BEGIN DATASET ROWS

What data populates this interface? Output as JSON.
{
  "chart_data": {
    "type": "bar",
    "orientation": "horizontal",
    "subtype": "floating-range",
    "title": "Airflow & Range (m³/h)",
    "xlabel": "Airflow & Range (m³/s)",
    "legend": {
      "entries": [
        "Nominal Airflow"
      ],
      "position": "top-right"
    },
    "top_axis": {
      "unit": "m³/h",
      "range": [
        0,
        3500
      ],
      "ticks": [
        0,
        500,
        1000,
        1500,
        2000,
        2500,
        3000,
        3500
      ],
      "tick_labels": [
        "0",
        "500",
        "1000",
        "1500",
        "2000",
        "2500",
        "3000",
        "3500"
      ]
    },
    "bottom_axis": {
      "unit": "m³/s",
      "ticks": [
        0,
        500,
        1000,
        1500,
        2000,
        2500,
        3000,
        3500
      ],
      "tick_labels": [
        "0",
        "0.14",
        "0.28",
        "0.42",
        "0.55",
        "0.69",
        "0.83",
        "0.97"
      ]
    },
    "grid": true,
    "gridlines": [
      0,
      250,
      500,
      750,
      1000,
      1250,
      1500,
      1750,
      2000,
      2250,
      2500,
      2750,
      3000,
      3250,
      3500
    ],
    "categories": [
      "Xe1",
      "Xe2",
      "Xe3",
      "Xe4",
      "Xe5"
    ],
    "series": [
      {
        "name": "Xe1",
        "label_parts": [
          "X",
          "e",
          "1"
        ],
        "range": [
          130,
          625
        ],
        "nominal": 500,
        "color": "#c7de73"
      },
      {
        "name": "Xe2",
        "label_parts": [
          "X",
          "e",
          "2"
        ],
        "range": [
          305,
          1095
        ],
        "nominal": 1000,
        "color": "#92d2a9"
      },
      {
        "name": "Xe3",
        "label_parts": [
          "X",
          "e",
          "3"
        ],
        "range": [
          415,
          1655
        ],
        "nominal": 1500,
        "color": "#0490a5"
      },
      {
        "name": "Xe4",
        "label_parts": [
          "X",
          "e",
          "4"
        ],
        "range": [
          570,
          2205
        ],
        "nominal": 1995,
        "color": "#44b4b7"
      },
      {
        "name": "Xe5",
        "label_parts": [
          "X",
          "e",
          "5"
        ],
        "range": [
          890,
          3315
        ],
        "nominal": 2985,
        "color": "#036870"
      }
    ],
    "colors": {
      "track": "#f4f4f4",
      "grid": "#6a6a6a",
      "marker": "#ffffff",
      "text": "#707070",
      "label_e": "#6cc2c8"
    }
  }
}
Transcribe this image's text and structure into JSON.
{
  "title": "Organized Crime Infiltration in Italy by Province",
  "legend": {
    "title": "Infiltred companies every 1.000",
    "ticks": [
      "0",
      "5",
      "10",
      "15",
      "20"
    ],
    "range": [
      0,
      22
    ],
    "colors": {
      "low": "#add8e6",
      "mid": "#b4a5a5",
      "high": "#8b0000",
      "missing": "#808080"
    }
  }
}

END DATASET ROWS

§ EXERCISE GOAL
Beginning with the line that contains "Transcribe this image's", quote each line exactly through the last line of the entries above, and nothing beyond them.

§ REPLY
Transcribe this image's text and structure into JSON.
{
  "title": "Organized Crime Infiltration in Italy by Province",
  "legend": {
    "title": "Infiltred companies every 1.000",
    "ticks": [
      "0",
      "5",
      "10",
      "15",
      "20"
    ],
    "range": [
      0,
      22
    ],
    "colors": {
      "low": "#add8e6",
      "mid": "#b4a5a5",
      "high": "#8b0000",
      "missing": "#808080"
    }
  }
}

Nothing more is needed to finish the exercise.